→ Challenge: From the listing below, return each line that includes "absolut".

→ Extracted material:

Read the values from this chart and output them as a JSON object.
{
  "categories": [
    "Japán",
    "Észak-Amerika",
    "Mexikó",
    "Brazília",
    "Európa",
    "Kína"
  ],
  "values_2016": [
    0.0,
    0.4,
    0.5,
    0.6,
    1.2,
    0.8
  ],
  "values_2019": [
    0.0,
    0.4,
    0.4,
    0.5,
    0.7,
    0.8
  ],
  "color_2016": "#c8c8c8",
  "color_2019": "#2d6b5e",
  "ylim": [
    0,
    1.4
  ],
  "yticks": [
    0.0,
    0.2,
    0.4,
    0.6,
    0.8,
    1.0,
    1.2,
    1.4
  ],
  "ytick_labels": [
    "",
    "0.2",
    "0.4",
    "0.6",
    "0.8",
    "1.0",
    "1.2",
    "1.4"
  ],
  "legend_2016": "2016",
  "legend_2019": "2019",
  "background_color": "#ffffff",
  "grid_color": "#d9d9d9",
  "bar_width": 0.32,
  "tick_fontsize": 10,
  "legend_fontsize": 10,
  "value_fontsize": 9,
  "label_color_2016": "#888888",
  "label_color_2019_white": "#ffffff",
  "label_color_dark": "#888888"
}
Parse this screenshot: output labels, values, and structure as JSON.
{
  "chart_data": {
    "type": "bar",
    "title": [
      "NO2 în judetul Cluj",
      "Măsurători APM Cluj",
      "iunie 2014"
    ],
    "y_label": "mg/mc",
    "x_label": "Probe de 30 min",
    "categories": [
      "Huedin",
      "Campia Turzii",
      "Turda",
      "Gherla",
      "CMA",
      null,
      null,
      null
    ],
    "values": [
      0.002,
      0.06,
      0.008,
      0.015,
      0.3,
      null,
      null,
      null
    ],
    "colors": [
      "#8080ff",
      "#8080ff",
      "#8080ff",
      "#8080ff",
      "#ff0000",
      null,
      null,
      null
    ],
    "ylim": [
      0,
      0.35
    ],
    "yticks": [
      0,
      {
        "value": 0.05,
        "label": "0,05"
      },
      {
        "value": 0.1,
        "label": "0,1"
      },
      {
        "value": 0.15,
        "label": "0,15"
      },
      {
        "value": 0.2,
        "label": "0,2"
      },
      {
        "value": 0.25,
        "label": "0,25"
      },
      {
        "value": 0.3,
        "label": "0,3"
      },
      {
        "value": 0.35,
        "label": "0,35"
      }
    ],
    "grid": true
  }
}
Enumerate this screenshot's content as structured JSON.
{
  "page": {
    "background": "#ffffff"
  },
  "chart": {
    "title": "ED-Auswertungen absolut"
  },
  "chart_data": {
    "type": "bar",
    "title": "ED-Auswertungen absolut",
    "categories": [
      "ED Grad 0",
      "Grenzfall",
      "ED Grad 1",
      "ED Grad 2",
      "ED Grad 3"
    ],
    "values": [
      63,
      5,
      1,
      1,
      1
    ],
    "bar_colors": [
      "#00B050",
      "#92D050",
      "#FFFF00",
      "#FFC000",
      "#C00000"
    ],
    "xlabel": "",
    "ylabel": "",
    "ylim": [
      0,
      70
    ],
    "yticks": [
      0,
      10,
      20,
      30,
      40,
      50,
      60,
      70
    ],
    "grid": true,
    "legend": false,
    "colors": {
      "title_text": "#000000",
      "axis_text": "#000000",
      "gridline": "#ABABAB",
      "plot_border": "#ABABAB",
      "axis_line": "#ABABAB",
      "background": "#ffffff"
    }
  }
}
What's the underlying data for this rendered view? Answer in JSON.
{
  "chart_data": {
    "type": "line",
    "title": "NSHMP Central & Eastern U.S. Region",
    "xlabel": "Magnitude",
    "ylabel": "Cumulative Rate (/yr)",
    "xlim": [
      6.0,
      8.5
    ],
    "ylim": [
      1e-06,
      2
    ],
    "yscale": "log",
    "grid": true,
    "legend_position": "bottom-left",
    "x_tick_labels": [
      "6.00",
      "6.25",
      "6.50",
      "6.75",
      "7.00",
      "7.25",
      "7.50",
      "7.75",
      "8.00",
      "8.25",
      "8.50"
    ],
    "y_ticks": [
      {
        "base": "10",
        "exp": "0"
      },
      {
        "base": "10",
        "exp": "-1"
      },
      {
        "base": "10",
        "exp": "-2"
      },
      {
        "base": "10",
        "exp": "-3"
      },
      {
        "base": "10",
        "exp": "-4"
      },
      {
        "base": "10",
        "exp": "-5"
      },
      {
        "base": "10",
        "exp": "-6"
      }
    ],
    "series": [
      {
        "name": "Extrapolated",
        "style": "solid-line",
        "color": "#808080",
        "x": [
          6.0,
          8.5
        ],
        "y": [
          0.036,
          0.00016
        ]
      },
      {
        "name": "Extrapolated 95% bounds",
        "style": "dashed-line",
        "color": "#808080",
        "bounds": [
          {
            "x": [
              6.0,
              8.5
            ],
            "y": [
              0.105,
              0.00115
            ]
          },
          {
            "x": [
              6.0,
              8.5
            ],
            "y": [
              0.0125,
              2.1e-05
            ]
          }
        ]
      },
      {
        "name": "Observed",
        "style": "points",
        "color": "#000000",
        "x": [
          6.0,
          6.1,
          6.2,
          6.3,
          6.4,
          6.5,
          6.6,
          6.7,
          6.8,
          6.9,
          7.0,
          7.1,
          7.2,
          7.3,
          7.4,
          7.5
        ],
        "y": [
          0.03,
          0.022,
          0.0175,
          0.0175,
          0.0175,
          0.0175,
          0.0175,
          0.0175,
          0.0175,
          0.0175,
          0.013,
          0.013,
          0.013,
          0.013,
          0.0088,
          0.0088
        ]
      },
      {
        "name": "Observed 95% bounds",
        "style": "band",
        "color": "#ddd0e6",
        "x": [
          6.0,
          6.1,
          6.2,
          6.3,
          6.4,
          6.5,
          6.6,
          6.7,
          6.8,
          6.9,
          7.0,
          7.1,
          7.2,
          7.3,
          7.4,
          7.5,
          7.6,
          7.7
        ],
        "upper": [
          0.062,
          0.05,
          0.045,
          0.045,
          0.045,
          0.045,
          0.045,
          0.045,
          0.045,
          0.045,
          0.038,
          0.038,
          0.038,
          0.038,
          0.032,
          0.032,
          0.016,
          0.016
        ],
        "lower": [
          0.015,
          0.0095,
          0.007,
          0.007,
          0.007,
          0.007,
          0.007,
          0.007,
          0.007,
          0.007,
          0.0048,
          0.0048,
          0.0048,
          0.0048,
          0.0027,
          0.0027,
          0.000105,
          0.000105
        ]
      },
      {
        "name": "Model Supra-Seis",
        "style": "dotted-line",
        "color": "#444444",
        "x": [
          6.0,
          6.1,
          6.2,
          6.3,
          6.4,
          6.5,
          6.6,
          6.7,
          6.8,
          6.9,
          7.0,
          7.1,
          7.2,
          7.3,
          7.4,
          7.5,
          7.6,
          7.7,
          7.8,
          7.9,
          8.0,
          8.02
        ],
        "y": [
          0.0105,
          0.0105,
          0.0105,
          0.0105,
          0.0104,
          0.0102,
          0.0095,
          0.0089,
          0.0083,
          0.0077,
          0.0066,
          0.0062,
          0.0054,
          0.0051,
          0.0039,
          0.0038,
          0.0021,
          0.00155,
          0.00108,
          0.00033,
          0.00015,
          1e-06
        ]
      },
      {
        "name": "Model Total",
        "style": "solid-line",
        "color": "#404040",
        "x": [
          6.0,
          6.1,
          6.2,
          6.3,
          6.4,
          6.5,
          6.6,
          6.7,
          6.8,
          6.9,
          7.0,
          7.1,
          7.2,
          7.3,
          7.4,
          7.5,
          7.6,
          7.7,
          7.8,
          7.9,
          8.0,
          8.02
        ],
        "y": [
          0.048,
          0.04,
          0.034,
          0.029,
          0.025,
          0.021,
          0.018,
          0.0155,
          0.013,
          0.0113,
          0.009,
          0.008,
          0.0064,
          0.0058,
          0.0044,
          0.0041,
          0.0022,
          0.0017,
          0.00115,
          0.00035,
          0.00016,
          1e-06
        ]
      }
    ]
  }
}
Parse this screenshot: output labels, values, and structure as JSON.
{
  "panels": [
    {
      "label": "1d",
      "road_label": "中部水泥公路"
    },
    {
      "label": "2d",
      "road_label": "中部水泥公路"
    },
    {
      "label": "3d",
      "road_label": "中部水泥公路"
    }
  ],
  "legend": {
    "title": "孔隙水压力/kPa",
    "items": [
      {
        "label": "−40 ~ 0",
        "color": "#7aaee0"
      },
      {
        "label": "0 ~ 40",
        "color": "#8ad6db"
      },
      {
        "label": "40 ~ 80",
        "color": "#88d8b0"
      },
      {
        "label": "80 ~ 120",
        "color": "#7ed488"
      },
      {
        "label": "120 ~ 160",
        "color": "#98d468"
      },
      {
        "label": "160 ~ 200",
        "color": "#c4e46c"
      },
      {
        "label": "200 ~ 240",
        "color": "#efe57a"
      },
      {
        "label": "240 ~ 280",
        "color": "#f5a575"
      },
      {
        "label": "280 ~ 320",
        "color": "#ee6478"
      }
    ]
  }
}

→ The solution:
    "title": "ED-Auswertungen absolut"
    "title": "ED-Auswertungen absolut",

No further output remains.